## START RECORD SET

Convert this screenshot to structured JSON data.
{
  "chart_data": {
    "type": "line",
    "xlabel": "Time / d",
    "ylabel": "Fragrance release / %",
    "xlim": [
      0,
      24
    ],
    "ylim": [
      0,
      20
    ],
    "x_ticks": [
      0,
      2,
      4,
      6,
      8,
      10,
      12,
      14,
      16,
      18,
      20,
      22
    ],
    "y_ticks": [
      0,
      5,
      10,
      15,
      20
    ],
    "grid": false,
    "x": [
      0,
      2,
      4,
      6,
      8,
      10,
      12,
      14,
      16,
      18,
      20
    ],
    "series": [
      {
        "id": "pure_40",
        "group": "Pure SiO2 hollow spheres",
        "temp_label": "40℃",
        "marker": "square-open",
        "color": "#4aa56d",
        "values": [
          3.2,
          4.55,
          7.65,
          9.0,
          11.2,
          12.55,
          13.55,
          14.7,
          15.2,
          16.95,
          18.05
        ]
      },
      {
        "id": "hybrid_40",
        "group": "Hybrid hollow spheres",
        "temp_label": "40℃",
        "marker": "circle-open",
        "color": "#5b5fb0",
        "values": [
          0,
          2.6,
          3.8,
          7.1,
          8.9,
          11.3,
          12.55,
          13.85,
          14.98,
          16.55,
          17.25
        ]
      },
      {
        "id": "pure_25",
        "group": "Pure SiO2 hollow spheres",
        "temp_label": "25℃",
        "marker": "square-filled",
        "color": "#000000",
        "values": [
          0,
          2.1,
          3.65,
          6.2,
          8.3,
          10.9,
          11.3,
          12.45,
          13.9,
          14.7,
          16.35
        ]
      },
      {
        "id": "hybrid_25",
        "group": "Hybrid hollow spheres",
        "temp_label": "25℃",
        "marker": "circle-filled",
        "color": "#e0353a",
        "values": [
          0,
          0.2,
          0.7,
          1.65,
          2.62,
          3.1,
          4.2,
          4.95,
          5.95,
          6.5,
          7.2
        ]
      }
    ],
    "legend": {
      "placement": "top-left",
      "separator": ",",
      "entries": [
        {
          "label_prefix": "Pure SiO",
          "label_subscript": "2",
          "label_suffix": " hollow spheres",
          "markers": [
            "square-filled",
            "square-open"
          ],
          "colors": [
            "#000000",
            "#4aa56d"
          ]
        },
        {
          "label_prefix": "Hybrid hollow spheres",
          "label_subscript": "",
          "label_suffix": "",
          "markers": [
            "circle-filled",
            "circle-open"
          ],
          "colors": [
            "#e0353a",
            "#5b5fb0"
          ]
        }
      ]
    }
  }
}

## END RECORD SET

__SET TASK__: Extract all of the data shown above without alteration.

__ANSWER TO THE TASK__:
Convert this screenshot to structured JSON data.
{
  "chart_data": {
    "type": "line",
    "xlabel": "Time / d",
    "ylabel": "Fragrance release / %",
    "xlim": [
      0,
      24
    ],
    "ylim": [
      0,
      20
    ],
    "x_ticks": [
      0,
      2,
      4,
      6,
      8,
      10,
      12,
      14,
      16,
      18,
      20,
      22
    ],
    "y_ticks": [
      0,
      5,
      10,
      15,
      20
    ],
    "grid": false,
    "x": [
      0,
      2,
      4,
      6,
      8,
      10,
      12,
      14,
      16,
      18,
      20
    ],
    "series": [
      {
        "id": "pure_40",
        "group": "Pure SiO2 hollow spheres",
        "temp_label": "40℃",
        "marker": "square-open",
        "color": "#4aa56d",
        "values": [
          3.2,
          4.55,
          7.65,
          9.0,
          11.2,
          12.55,
          13.55,
          14.7,
          15.2,
          16.95,
          18.05
        ]
      },
      {
        "id": "hybrid_40",
        "group": "Hybrid hollow spheres",
        "temp_label": "40℃",
        "marker": "circle-open",
        "color": "#5b5fb0",
        "values": [
          0,
          2.6,
          3.8,
          7.1,
          8.9,
          11.3,
          12.55,
          13.85,
          14.98,
          16.55,
          17.25
        ]
      },
      {
        "id": "pure_25",
        "group": "Pure SiO2 hollow spheres",
        "temp_label": "25℃",
        "marker": "square-filled",
        "color": "#000000",
        "values": [
          0,
          2.1,
          3.65,
          6.2,
          8.3,
          10.9,
          11.3,
          12.45,
          13.9,
          14.7,
          16.35
        ]
      },
      {
        "id": "hybrid_25",
        "group": "Hybrid hollow spheres",
        "temp_label": "25℃",
        "marker": "circle-filled",
        "color": "#e0353a",
        "values": [
          0,
          0.2,
          0.7,
          1.65,
          2.62,
          3.1,
          4.2,
          4.95,
          5.95,
          6.5,
          7.2
        ]
      }
    ],
    "legend": {
      "placement": "top-left",
      "separator": ",",
      "entries": [
        {
          "label_prefix": "Pure SiO",
          "label_subscript": "2",
          "label_suffix": " hollow spheres",
          "markers": [
            "square-filled",
            "square-open"
          ],
          "colors": [
            "#000000",
            "#4aa56d"
          ]
        },
        {
          "label_prefix": "Hybrid hollow spheres",
          "label_subscript": "",
          "label_suffix": "",
          "markers": [
            "circle-filled",
            "circle-open"
          ],
          "colors": [
            "#e0353a",
            "#5b5fb0"
          ]
        }
      ]
    }
  }
}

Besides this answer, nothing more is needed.